/---

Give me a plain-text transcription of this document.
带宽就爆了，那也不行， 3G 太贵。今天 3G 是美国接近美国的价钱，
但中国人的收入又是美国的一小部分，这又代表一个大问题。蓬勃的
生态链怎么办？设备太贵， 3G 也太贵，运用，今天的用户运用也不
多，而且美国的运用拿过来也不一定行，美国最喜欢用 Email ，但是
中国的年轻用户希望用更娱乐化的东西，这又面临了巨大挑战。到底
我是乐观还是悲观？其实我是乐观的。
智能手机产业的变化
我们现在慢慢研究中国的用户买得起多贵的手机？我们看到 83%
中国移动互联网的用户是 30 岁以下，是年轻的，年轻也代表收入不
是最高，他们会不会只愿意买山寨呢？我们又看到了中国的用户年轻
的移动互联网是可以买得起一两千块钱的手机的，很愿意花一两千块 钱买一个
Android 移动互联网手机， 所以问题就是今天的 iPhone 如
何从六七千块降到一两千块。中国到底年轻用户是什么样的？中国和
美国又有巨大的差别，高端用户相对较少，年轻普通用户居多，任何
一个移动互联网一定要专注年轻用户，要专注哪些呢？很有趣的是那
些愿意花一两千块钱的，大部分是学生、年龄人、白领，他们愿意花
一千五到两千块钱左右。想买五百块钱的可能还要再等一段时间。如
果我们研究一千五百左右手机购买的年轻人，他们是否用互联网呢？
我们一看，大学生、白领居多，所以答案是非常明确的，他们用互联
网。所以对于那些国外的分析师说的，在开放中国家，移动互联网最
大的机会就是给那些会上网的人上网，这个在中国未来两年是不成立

\---

• [Request]:
Output every entry shown above, exactly.

• [Task response]:
Give me a plain-text transcription of this document.
带宽就爆了，那也不行， 3G 太贵。今天 3G 是美国接近美国的价钱，
但中国人的收入又是美国的一小部分，这又代表一个大问题。蓬勃的
生态链怎么办？设备太贵， 3G 也太贵，运用，今天的用户运用也不
多，而且美国的运用拿过来也不一定行，美国最喜欢用 Email ，但是
中国的年轻用户希望用更娱乐化的东西，这又面临了巨大挑战。到底
我是乐观还是悲观？其实我是乐观的。
智能手机产业的变化
我们现在慢慢研究中国的用户买得起多贵的手机？我们看到 83%
中国移动互联网的用户是 30 岁以下，是年轻的，年轻也代表收入不
是最高，他们会不会只愿意买山寨呢？我们又看到了中国的用户年轻
的移动互联网是可以买得起一两千块钱的手机的，很愿意花一两千块 钱买一个
Android 移动互联网手机， 所以问题就是今天的 iPhone 如
何从六七千块降到一两千块。中国到底年轻用户是什么样的？中国和
美国又有巨大的差别，高端用户相对较少，年轻普通用户居多，任何
一个移动互联网一定要专注年轻用户，要专注哪些呢？很有趣的是那
些愿意花一两千块钱的，大部分是学生、年龄人、白领，他们愿意花
一千五到两千块钱左右。想买五百块钱的可能还要再等一段时间。如
果我们研究一千五百左右手机购买的年轻人，他们是否用互联网呢？
我们一看，大学生、白领居多，所以答案是非常明确的，他们用互联
网。所以对于那些国外的分析师说的，在开放中国家，移动互联网最
大的机会就是给那些会上网的人上网，这个在中国未来两年是不成立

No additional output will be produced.